### GOAL
Search the listing below for the string "rotate" and show each line that contains it.

[Collection entries]
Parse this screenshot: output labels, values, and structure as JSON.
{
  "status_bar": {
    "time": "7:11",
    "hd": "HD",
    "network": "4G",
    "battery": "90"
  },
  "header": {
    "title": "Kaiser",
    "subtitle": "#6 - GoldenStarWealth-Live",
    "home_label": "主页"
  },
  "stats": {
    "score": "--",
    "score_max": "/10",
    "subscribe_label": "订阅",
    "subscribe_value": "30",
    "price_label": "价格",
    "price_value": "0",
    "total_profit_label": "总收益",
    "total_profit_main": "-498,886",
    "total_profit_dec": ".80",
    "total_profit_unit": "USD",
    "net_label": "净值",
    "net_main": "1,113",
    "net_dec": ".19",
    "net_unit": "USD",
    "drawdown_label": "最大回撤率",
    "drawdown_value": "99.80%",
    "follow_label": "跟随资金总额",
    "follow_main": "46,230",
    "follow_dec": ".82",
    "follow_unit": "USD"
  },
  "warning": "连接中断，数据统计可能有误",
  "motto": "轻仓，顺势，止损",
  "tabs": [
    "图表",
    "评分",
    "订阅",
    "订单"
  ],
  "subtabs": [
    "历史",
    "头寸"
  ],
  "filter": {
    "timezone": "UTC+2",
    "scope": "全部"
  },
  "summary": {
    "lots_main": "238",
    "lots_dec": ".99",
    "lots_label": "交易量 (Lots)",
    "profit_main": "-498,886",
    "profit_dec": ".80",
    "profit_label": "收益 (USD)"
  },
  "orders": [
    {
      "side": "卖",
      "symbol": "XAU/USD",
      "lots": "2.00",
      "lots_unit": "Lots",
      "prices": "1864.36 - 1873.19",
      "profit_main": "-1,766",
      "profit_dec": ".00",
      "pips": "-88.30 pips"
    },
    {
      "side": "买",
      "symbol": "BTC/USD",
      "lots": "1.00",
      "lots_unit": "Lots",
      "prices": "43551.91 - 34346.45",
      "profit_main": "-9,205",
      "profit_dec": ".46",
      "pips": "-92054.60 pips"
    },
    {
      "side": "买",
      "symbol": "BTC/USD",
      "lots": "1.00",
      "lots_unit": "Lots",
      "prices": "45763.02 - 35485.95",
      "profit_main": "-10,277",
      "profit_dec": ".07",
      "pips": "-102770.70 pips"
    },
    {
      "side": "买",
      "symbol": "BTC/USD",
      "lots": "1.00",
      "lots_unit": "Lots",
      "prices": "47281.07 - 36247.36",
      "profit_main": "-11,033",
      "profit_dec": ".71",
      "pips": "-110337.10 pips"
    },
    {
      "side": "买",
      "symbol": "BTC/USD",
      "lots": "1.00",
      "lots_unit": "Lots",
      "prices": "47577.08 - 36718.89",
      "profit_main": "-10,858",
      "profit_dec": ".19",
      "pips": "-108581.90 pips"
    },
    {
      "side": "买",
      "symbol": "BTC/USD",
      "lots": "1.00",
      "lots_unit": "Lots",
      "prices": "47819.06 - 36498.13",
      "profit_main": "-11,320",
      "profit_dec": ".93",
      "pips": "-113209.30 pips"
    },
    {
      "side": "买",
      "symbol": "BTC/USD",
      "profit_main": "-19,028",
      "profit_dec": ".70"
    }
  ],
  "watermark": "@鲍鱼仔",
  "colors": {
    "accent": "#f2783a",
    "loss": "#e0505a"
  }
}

---

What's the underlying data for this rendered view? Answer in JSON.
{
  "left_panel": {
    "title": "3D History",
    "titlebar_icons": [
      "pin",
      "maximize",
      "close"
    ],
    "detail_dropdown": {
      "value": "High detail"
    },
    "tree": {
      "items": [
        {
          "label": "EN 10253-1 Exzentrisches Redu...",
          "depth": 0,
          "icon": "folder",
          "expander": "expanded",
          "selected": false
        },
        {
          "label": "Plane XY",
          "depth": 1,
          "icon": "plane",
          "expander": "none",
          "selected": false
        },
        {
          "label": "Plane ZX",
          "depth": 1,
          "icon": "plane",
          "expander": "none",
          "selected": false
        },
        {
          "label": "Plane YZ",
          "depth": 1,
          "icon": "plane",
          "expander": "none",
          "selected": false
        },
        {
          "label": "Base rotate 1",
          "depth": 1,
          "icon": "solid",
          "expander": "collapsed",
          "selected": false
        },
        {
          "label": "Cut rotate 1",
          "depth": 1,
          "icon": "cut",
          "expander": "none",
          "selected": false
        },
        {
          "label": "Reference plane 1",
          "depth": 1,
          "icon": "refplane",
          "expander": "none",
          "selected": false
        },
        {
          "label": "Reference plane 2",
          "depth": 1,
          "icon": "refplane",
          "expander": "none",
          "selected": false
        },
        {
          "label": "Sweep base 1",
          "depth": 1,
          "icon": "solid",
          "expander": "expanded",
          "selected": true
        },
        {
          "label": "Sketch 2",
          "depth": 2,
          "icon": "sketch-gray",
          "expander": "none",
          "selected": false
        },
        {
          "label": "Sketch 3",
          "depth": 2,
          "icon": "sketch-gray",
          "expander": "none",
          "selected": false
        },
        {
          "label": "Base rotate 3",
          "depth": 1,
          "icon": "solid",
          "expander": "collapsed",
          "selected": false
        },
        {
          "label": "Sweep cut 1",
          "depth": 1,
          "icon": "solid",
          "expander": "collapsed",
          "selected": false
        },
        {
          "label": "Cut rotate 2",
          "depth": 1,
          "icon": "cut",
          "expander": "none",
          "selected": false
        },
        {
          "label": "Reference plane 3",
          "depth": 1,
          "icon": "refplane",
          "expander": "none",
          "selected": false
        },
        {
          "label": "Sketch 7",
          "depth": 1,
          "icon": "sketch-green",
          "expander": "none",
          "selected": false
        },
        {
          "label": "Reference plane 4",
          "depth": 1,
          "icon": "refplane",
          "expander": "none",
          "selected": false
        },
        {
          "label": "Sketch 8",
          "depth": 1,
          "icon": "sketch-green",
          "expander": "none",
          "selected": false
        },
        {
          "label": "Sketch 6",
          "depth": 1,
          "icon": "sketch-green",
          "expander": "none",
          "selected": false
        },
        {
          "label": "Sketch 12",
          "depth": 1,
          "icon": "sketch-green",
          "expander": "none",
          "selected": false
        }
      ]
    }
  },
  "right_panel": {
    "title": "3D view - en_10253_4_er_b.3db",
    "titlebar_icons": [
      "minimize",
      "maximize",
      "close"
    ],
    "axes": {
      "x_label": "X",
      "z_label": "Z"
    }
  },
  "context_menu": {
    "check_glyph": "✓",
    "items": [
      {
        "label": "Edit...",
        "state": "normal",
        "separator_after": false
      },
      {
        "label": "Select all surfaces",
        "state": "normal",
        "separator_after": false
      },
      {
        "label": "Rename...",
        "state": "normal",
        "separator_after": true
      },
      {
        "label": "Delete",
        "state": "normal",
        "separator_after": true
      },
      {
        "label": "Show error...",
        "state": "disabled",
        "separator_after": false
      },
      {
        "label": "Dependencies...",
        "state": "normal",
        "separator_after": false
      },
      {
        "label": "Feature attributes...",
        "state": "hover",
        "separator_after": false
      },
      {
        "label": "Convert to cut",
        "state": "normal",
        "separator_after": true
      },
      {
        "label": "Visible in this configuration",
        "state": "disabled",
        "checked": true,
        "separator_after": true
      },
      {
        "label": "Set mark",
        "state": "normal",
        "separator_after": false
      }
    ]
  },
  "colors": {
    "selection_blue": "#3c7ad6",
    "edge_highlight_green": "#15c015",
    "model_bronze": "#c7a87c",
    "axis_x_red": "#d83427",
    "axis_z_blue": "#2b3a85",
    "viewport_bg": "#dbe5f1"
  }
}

### ANSWER TO THE EXERCISE
          "label": "Base rotate 1",
          "label": "Cut rotate 1",
          "label": "Base rotate 3",
          "label": "Cut rotate 2",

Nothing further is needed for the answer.